**Records**
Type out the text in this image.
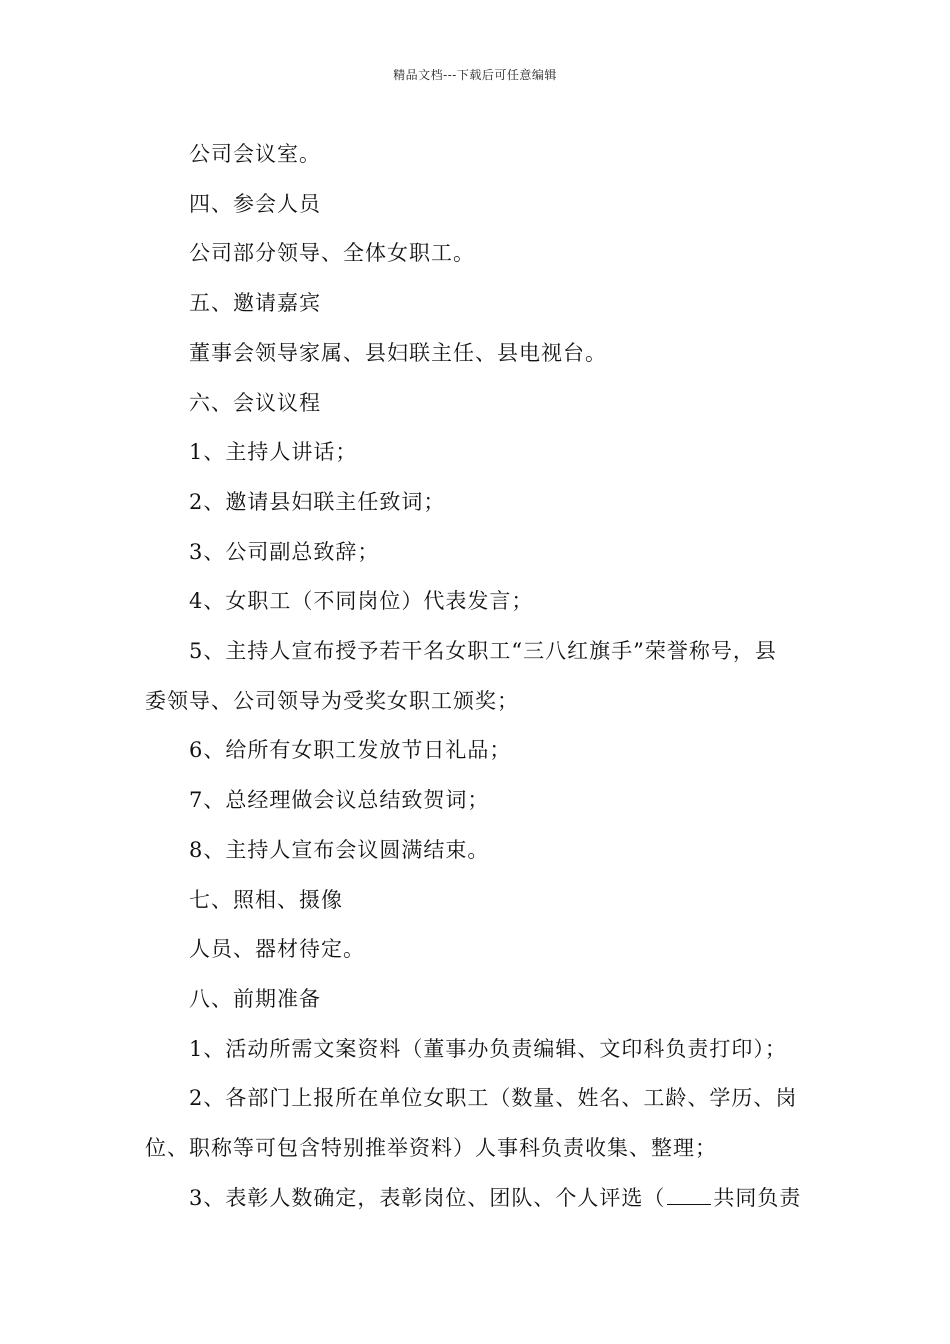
精品文档---下载后可任意编辑
公司会议室。
四、参会人员
公司部分领导、全体女职工。
五、邀请嘉宾
董事会领导家属、县妇联主任、县电视台。
六、会议议程
1、主持人讲话；
2、邀请县妇联主任致词；
3、公司副总致辞；
4、女职工（不同岗位）代表发言；
5、主持人宣布授予若干名女职工“三八红旗手”荣誉称号，县
委领导、公司领导为受奖女职工颁奖；
6、给所有女职工发放节日礼品；
7、总经理做会议总结致贺词；
8、主持人宣布会议圆满结束。
七、照相、摄像
人员、器材待定。
八、前期准备
1、活动所需文案资料（董事办负责编辑、文印科负责打印）；
2、各部门上报所在单位女职工（数量、姓名、工龄、学历、岗
位、职称等可包含特别推举资料）人事科负责收集、整理；
3、表彰人数确定，表彰岗位、团队、个人评选（ 共同负责
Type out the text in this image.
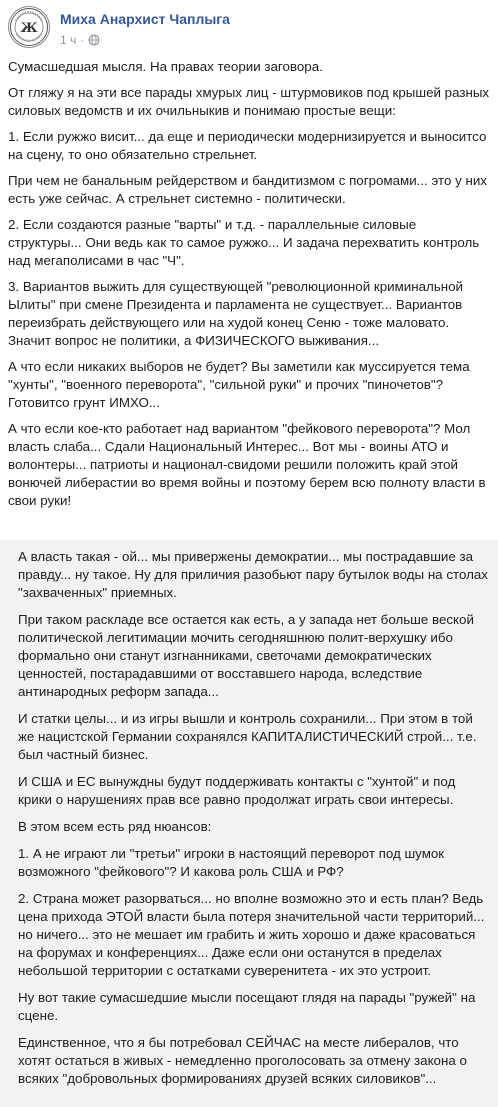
Ж
Миха Анархист Чаплыга
1 ч ·

Сумасшедшая мысля. На правах теории заговора.

От гляжу я на эти все парады хмурых лиц - штурмовиков под крышей разных силовых ведомств и их очильныкив и понимаю простые вещи:

1. Если ружжо висит... да еще и периодически модернизируется и выноситсо на сцену, то оно обязательно стрельнет.

При чем не банальным рейдерством и бандитизмом с погромами... это у них есть уже сейчас. А стрельнет системно - политически.

2. Если создаются разные "варты" и т.д. - параллельные силовые структуры... Они ведь как то самое ружжо... И задача перехватить контроль над мегаполисами в час "Ч".

3. Вариантов выжить для существующей "революционной криминальной Ылиты" при смене Президента и парламента не существует... Вариантов переизбрать действующего или на худой конец Сеню - тоже маловато. Значит вопрос не политики, а ФИЗИЧЕСКОГО выживания...

А что если никаких выборов не будет? Вы заметили как муссируется тема "хунты", "военного переворота", "сильной руки" и прочих "пиночетов"? Готовитсо грунт ИМХО...

А что если кое-кто работает над вариантом "фейкового переворота"? Мол власть слаба... Сдали Национальный Интерес... Вот мы - воины АТО и волонтеры... патриоты и национал-свидоми решили положить край этой вонючей либерастии во время войны и поэтому берем всю полноту власти в свои руки!

А власть такая - ой... мы привержены демократии... мы пострадавшие за правду... ну такое. Ну для приличия разобьют пару бутылок воды на столах "захваченных" приемных.

При таком раскладе все остается как есть, а у запада нет больше веской политической легитимации мочить сегодняшнюю полит-верхушку ибо формально они станут изгнанниками, светочами демократических ценностей, постарадавшими от восставшего народа, вследствие антинародных реформ запада...

И статки целы... и из игры вышли и контроль сохранили... При этом в той же нацистской Германии сохранялся КАПИТАЛИСТИЧЕСКИЙ строй... т.е. был частный бизнес.

И США и ЕС вынуждны будут поддерживать контакты с "хунтой" и под крики о нарушениях прав все равно продолжат играть свои интересы.

В этом всем есть ряд нюансов:

1. А не играют ли "третьи" игроки в настоящий переворот под шумок возможного "фейкового"? И какова роль США и РФ?

2. Страна может разорваться... но вполне возможно это и есть план? Ведь цена прихода ЭТОЙ власти была потеря значительной части территорий... но ничего... это не мешает им грабить и жить хорошо и даже красоваться на форумах и конференциях... Даже если они останутся в пределах небольшой территории с остатками суверенитета - их это устроит.

Ну вот такие сумасшедшие мысли посещают глядя на парады "ружей" на сцене.

Единственное, что я бы потребовал СЕЙЧАС на месте либералов, что хотят остаться в живых - немедленно проголосовать за отмену закона о всяких "добровольных формированиях друзей всяких силовиков"...
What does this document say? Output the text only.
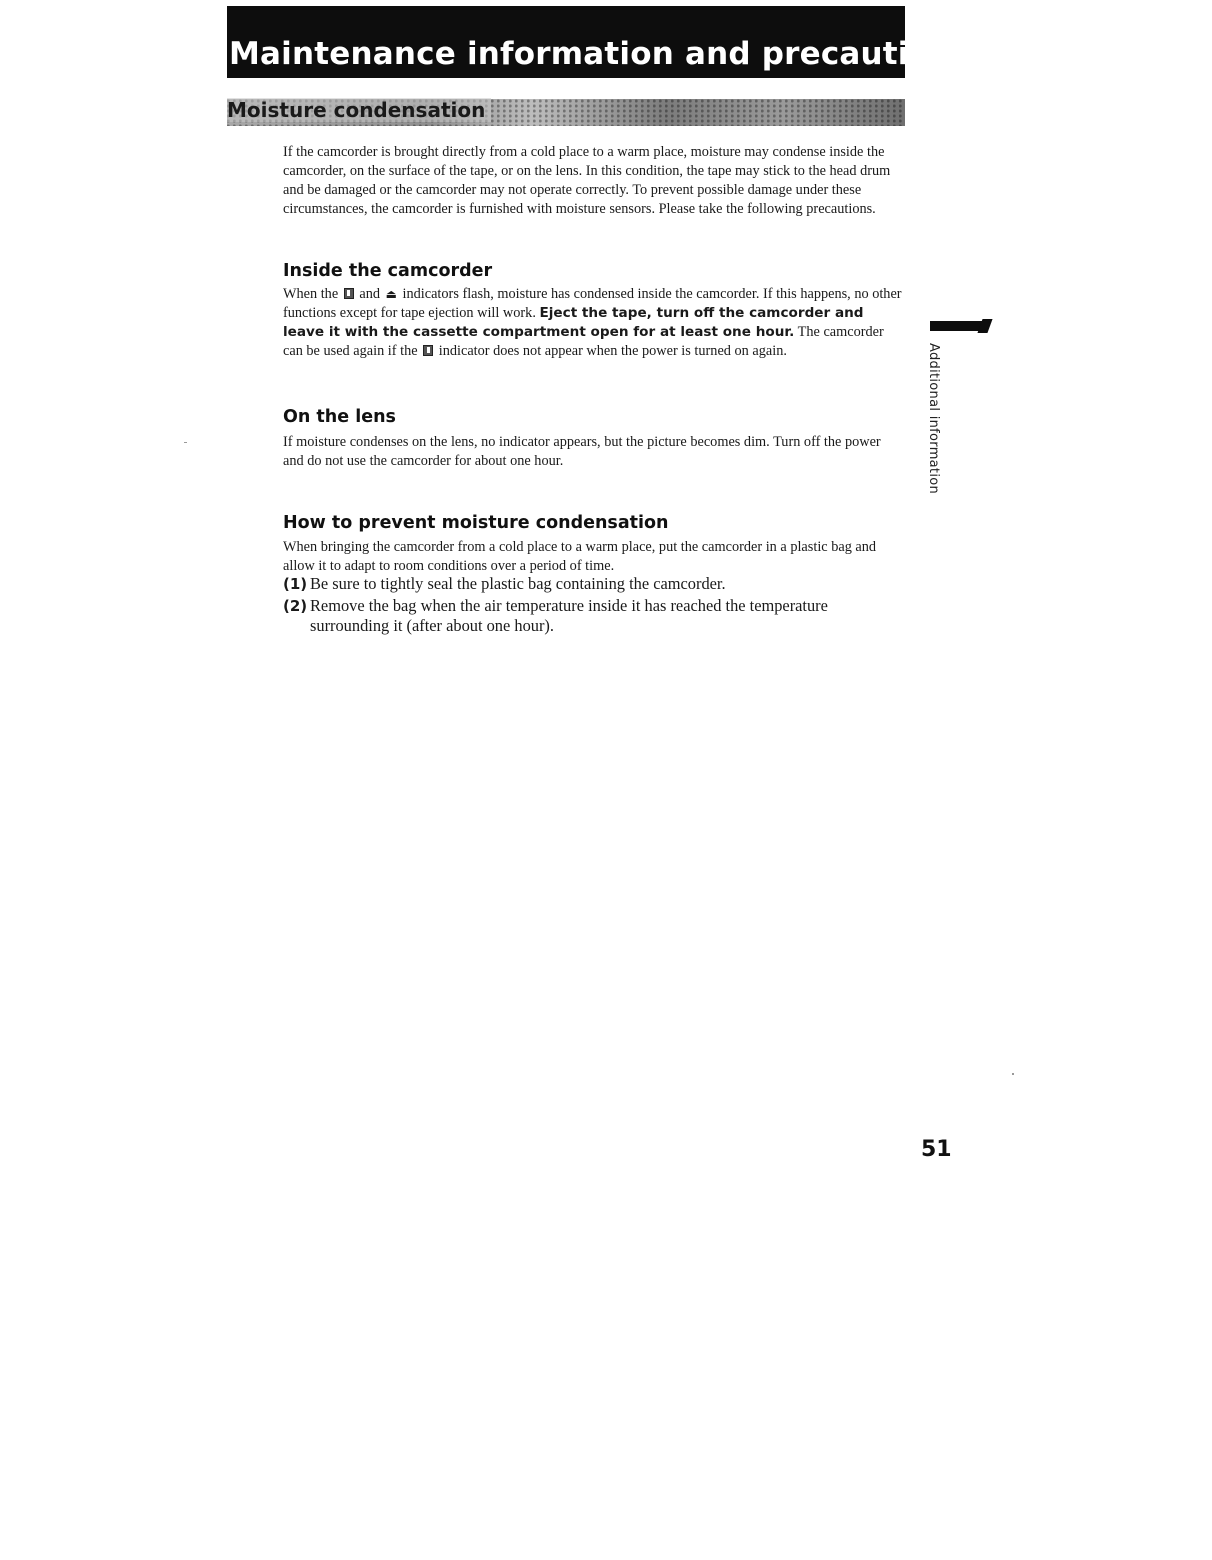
Maintenance information and precautions
Moisture condensation

If the camcorder is brought directly from a cold place to a warm place, moisture may condense inside the camcorder, on the surface of the tape, or on the lens. In this condition, the tape may stick to the head drum and be damaged or the camcorder may not operate correctly. To prevent possible damage under these circumstances, the camcorder is furnished with moisture sensors. Please take the following precautions.

Inside the camcorder

When the and ⏏ indicators flash, moisture has condensed inside the camcorder. If this happens, no other functions except for tape ejection will work. Eject the tape, turn off the camcorder and leave it with the cassette compartment open for at least one hour. The camcorder can be used again if the indicator does not appear when the power is turned on again.

On the lens

If moisture condenses on the lens, no indicator appears, but the picture becomes dim. Turn off the power and do not use the camcorder for about one hour.

How to prevent moisture condensation

When bringing the camcorder from a cold place to a warm place, put the camcorder in a plastic bag and allow it to adapt to room conditions over a period of time.

(1) Be sure to tightly seal the plastic bag containing the camcorder.
(2) Remove the bag when the air temperature inside it has reached the temperature surrounding it (after about one hour).
Additional information
51
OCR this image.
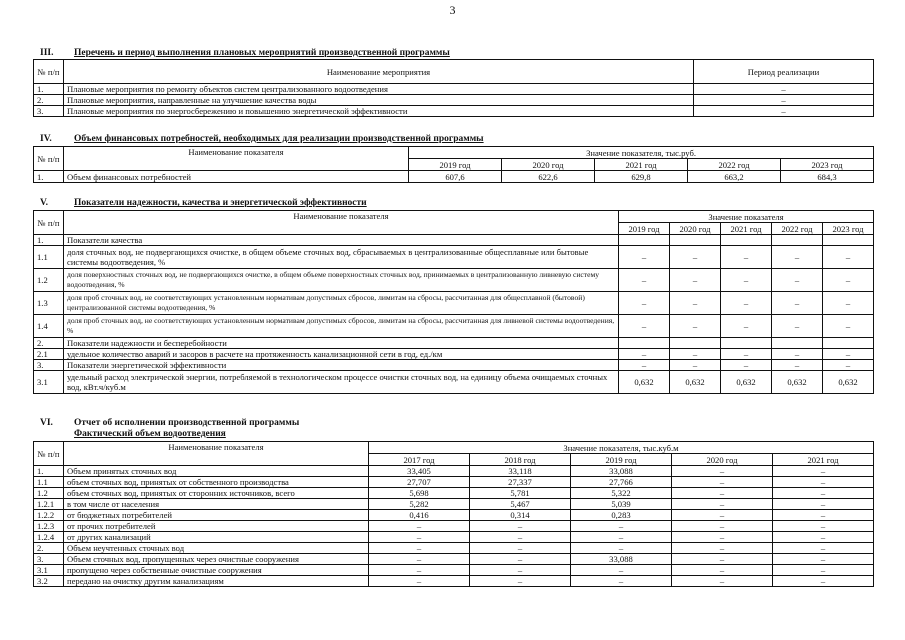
3
III. Перечень и период выполнения плановых мероприятий производственной программы
№ п/п	Наименование мероприятия	Период реализации
1.	Плановые мероприятия по ремонту объектов систем централизованного водоотведения	–
2.	Плановые мероприятия, направленные на улучшение качества воды	–
3.	Плановые мероприятия по энергосбережению и повышению энергетической эффективности	–
IV. Объем финансовых потребностей, необходимых для реализации производственной программы
№ п/п	Наименование показателя	Значение показателя, тыс.руб.				
		2019 год	2020 год	2021 год	2022 год	2023 год
1.	Объем финансовых потребностей	607,6	622,6	629,8	663,2	684,3
V.	Показатели надежности, качества и энергетической эффективности
№ п/п	Наименование показателя	Значение показателя				
		2019 год	2020 год	2021 год	2022 год	2023 год
1.	Показатели качества					
1.1	доля сточных вод, не подвергающихся очистке, в общем объеме сточных вод, сбрасываемых в централизованные общесплавные или бытовые системы водоотведения, %	–	–	–	–	–
1.2	доля поверхностных сточных вод, не подвергающихся очистке, в общем объеме поверхностных сточных вод, принимаемых в централизованную ливневую систему водоотведения, %	–	–	–	–	–
1.3	доля проб сточных вод, не соответствующих установленным нормативам допустимых сбросов, лимитам на сбросы, рассчитанная для общесплавной (бытовой) централизованной системы водоотведения, %	–	–	–	–	–
1.4	доля проб сточных вод, не соответствующих установленным нормативам допустимых сбросов, лимитам на сбросы, рассчитанная для ливневой системы водоотведения, %	–	–	–	–	–
2.	Показатели надежности и бесперебойности					
2.1	удельное количество аварий и засоров в расчете на протяженность канализационной сети в год, ед./км	–	–	–	–	–
3.	Показатели энергетической эффективности	–	–	–	–	–
3.1	удельный расход электрической энергии, потребляемой в технологическом процессе очистки сточных вод, на единицу объема очищаемых сточных вод, кВт.ч/куб.м	0,632	0,632	0,632	0,632	0,632
VI. Отчет об исполнении производственной программы
Фактический объем водоотведения
№ п/п	Наименование показателя	Значение показателя, тыс.куб.м				
		2017 год	2018 год	2019 год	2020 год	2021 год
1.	Объем принятых сточных вод	33,405	33,118	33,088	–	–
1.1	объем сточных вод, принятых от собственного производства	27,707	27,337	27,766	–	–
1.2	объем сточных вод, принятых от сторонних источников, всего	5,698	5,781	5,322	–	–
1.2.1	в том числе от населения	5,282	5,467	5,039	–	–
1.2.2	от бюджетных потребителей	0,416	0,314	0,283	–	–
1.2.3	от прочих потребителей	–	–	–	–	–
1.2.4	от других канализаций	–	–	–	–	–
2.	Объем неучтенных сточных вод	–	–	–	–	–
3.	Объем сточных вод, пропущенных через очистные сооружения	–	–	33,088	–	–
3.1	пропущено через собственные очистные сооружения	–	–	–	–	–
3.2	передано на очистку другим канализациям	–	–	–	–	–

**STATED PROBLEM**
Determine how many lines in the listing above hold the word "Значение", answering with the number only.

**RESULT BELOW**
3